» **YOUR OBJECTIVE**:
Return every line of the records exactly as it appears, with nothing changed, added or left out.

(Records of where elements appear)
|---|

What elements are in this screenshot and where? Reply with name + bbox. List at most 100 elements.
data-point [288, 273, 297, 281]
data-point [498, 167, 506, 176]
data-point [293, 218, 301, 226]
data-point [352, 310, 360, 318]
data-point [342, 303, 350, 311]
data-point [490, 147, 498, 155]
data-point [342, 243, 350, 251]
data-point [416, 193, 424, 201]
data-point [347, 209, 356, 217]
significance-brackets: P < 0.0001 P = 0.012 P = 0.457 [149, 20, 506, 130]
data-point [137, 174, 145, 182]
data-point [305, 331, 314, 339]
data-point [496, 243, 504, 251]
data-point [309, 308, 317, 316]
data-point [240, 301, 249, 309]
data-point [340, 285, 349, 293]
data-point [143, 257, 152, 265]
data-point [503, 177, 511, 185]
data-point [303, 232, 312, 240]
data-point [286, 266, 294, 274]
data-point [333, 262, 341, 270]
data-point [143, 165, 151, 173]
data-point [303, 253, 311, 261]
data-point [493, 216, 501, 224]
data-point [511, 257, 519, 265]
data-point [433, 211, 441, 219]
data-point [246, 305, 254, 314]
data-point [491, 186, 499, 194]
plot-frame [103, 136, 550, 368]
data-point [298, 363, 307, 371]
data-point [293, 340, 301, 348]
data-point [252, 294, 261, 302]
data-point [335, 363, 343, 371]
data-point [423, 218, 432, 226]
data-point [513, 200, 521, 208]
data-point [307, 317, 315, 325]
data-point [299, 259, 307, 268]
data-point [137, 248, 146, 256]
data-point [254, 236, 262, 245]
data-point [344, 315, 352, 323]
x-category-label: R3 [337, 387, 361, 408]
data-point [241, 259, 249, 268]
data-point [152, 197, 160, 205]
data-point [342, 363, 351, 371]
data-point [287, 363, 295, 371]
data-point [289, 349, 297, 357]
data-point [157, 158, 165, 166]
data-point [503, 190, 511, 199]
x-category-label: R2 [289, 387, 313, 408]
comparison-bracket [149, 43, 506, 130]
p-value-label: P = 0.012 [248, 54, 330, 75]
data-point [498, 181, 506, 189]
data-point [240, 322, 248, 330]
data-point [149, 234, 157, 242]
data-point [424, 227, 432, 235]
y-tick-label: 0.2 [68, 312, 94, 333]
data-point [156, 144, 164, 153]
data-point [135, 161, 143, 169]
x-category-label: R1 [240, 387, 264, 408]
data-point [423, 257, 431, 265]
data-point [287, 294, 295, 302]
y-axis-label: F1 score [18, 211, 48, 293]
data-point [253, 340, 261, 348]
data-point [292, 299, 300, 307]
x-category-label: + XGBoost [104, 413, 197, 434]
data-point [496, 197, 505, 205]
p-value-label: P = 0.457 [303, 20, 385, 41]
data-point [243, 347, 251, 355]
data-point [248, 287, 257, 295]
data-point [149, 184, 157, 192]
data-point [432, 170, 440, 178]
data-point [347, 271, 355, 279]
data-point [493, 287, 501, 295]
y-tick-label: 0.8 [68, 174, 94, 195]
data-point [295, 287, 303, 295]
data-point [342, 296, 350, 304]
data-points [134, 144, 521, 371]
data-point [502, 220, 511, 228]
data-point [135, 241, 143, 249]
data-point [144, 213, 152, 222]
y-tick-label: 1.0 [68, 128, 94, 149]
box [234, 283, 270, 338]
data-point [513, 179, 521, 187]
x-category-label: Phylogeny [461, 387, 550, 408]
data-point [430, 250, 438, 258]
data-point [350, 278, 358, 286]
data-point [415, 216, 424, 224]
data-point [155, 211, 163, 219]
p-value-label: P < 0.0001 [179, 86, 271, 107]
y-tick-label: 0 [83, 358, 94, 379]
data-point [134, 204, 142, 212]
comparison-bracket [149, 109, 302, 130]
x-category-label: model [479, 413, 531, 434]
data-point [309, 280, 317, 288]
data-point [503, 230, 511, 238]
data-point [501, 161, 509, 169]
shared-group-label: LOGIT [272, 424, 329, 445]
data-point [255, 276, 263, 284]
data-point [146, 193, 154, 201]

|---|

» **FINAL RESULT**:
What elements are in this screenshot and where? Reply with name + bbox. List at most 100 elements.
data-point [288, 273, 297, 281]
data-point [498, 167, 506, 176]
data-point [293, 218, 301, 226]
data-point [352, 310, 360, 318]
data-point [342, 303, 350, 311]
data-point [490, 147, 498, 155]
data-point [342, 243, 350, 251]
data-point [416, 193, 424, 201]
data-point [347, 209, 356, 217]
significance-brackets: P < 0.0001 P = 0.012 P = 0.457 [149, 20, 506, 130]
data-point [137, 174, 145, 182]
data-point [305, 331, 314, 339]
data-point [496, 243, 504, 251]
data-point [309, 308, 317, 316]
data-point [240, 301, 249, 309]
data-point [340, 285, 349, 293]
data-point [143, 257, 152, 265]
data-point [503, 177, 511, 185]
data-point [303, 232, 312, 240]
data-point [286, 266, 294, 274]
data-point [333, 262, 341, 270]
data-point [143, 165, 151, 173]
data-point [303, 253, 311, 261]
data-point [493, 216, 501, 224]
data-point [511, 257, 519, 265]
data-point [433, 211, 441, 219]
data-point [246, 305, 254, 314]
data-point [491, 186, 499, 194]
plot-frame [103, 136, 550, 368]
data-point [298, 363, 307, 371]
data-point [293, 340, 301, 348]
data-point [252, 294, 261, 302]
data-point [335, 363, 343, 371]
data-point [423, 218, 432, 226]
data-point [513, 200, 521, 208]
data-point [307, 317, 315, 325]
data-point [299, 259, 307, 268]
data-point [137, 248, 146, 256]
data-point [254, 236, 262, 245]
data-point [344, 315, 352, 323]
x-category-label: R3 [337, 387, 361, 408]
data-point [241, 259, 249, 268]
data-point [152, 197, 160, 205]
data-point [342, 363, 351, 371]
data-point [287, 363, 295, 371]
data-point [289, 349, 297, 357]
data-point [157, 158, 165, 166]
data-point [503, 190, 511, 199]
x-category-label: R2 [289, 387, 313, 408]
comparison-bracket [149, 43, 506, 130]
p-value-label: P = 0.012 [248, 54, 330, 75]
data-point [498, 181, 506, 189]
data-point [240, 322, 248, 330]
data-point [149, 234, 157, 242]
data-point [424, 227, 432, 235]
y-tick-label: 0.2 [68, 312, 94, 333]
data-point [156, 144, 164, 153]
data-point [135, 161, 143, 169]
x-category-label: R1 [240, 387, 264, 408]
data-point [423, 257, 431, 265]
data-point [287, 294, 295, 302]
y-axis-label: F1 score [18, 211, 48, 293]
data-point [253, 340, 261, 348]
data-point [292, 299, 300, 307]
x-category-label: + XGBoost [104, 413, 197, 434]
data-point [496, 197, 505, 205]
p-value-label: P = 0.457 [303, 20, 385, 41]
data-point [243, 347, 251, 355]
data-point [248, 287, 257, 295]
data-point [149, 184, 157, 192]
data-point [432, 170, 440, 178]
data-point [347, 271, 355, 279]
data-point [493, 287, 501, 295]
y-tick-label: 0.8 [68, 174, 94, 195]
data-point [295, 287, 303, 295]
data-point [342, 296, 350, 304]
data-points [134, 144, 521, 371]
data-point [502, 220, 511, 228]
data-point [135, 241, 143, 249]
data-point [144, 213, 152, 222]
y-tick-label: 1.0 [68, 128, 94, 149]
box [234, 283, 270, 338]
data-point [513, 179, 521, 187]
x-category-label: Phylogeny [461, 387, 550, 408]
data-point [430, 250, 438, 258]
data-point [350, 278, 358, 286]
data-point [415, 216, 424, 224]
data-point [155, 211, 163, 219]
p-value-label: P < 0.0001 [179, 86, 271, 107]
y-tick-label: 0 [83, 358, 94, 379]
data-point [134, 204, 142, 212]
comparison-bracket [149, 109, 302, 130]
x-category-label: model [479, 413, 531, 434]
data-point [309, 280, 317, 288]
data-point [503, 230, 511, 238]
data-point [501, 161, 509, 169]
shared-group-label: LOGIT [272, 424, 329, 445]
data-point [255, 276, 263, 284]
data-point [146, 193, 154, 201]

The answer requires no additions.